Return the whole listing, keeping every character the same.
======== Provided data ========
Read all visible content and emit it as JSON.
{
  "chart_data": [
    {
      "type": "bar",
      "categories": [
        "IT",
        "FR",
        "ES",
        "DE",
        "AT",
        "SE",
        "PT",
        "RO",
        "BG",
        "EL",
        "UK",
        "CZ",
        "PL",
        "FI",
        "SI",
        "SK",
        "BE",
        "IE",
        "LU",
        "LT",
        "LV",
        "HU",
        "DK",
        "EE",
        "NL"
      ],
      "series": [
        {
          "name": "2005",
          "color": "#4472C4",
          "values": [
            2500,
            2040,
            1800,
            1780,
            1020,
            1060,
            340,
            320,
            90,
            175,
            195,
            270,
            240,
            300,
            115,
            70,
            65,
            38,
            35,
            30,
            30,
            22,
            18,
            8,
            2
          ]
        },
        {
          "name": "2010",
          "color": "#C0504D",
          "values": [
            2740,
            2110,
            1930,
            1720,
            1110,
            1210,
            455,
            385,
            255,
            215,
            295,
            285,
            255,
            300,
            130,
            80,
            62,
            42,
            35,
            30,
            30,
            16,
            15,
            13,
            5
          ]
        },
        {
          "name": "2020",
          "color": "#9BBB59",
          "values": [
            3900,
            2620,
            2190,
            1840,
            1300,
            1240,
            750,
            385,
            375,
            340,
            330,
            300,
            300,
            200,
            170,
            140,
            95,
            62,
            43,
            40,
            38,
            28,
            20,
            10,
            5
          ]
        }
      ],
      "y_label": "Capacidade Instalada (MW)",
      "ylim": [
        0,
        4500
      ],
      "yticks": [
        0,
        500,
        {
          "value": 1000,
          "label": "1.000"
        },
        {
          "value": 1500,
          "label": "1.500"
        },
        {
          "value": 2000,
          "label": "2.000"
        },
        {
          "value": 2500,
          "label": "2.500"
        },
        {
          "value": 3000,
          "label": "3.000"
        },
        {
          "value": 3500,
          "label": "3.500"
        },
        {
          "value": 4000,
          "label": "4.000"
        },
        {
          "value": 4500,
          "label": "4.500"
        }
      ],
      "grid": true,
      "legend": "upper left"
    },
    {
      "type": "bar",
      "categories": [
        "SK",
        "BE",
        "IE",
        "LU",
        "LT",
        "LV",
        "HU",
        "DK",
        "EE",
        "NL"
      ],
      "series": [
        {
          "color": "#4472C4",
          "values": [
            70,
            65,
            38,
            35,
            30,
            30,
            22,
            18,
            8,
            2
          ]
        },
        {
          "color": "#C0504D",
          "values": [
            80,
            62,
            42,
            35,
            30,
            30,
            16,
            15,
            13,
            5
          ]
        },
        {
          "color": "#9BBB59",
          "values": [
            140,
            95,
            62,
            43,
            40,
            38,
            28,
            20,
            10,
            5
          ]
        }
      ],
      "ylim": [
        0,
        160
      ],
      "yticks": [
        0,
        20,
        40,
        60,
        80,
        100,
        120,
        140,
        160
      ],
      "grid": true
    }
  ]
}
========
• _Answer for this exercise_:
Read all visible content and emit it as JSON.
{
  "chart_data": [
    {
      "type": "bar",
      "categories": [
        "IT",
        "FR",
        "ES",
        "DE",
        "AT",
        "SE",
        "PT",
        "RO",
        "BG",
        "EL",
        "UK",
        "CZ",
        "PL",
        "FI",
        "SI",
        "SK",
        "BE",
        "IE",
        "LU",
        "LT",
        "LV",
        "HU",
        "DK",
        "EE",
        "NL"
      ],
      "series": [
        {
          "name": "2005",
          "color": "#4472C4",
          "values": [
            2500,
            2040,
            1800,
            1780,
            1020,
            1060,
            340,
            320,
            90,
            175,
            195,
            270,
            240,
            300,
            115,
            70,
            65,
            38,
            35,
            30,
            30,
            22,
            18,
            8,
            2
          ]
        },
        {
          "name": "2010",
          "color": "#C0504D",
          "values": [
            2740,
            2110,
            1930,
            1720,
            1110,
            1210,
            455,
            385,
            255,
            215,
            295,
            285,
            255,
            300,
            130,
            80,
            62,
            42,
            35,
            30,
            30,
            16,
            15,
            13,
            5
          ]
        },
        {
          "name": "2020",
          "color": "#9BBB59",
          "values": [
            3900,
            2620,
            2190,
            1840,
            1300,
            1240,
            750,
            385,
            375,
            340,
            330,
            300,
            300,
            200,
            170,
            140,
            95,
            62,
            43,
            40,
            38,
            28,
            20,
            10,
            5
          ]
        }
      ],
      "y_label": "Capacidade Instalada (MW)",
      "ylim": [
        0,
        4500
      ],
      "yticks": [
        0,
        500,
        {
          "value": 1000,
          "label": "1.000"
        },
        {
          "value": 1500,
          "label": "1.500"
        },
        {
          "value": 2000,
          "label": "2.000"
        },
        {
          "value": 2500,
          "label": "2.500"
        },
        {
          "value": 3000,
          "label": "3.000"
        },
        {
          "value": 3500,
          "label": "3.500"
        },
        {
          "value": 4000,
          "label": "4.000"
        },
        {
          "value": 4500,
          "label": "4.500"
        }
      ],
      "grid": true,
      "legend": "upper left"
    },
    {
      "type": "bar",
      "categories": [
        "SK",
        "BE",
        "IE",
        "LU",
        "LT",
        "LV",
        "HU",
        "DK",
        "EE",
        "NL"
      ],
      "series": [
        {
          "color": "#4472C4",
          "values": [
            70,
            65,
            38,
            35,
            30,
            30,
            22,
            18,
            8,
            2
          ]
        },
        {
          "color": "#C0504D",
          "values": [
            80,
            62,
            42,
            35,
            30,
            30,
            16,
            15,
            13,
            5
          ]
        },
        {
          "color": "#9BBB59",
          "values": [
            140,
            95,
            62,
            43,
            40,
            38,
            28,
            20,
            10,
            5
          ]
        }
      ],
      "ylim": [
        0,
        160
      ],
      "yticks": [
        0,
        20,
        40,
        60,
        80,
        100,
        120,
        140,
        160
      ],
      "grid": true
    }
  ]
}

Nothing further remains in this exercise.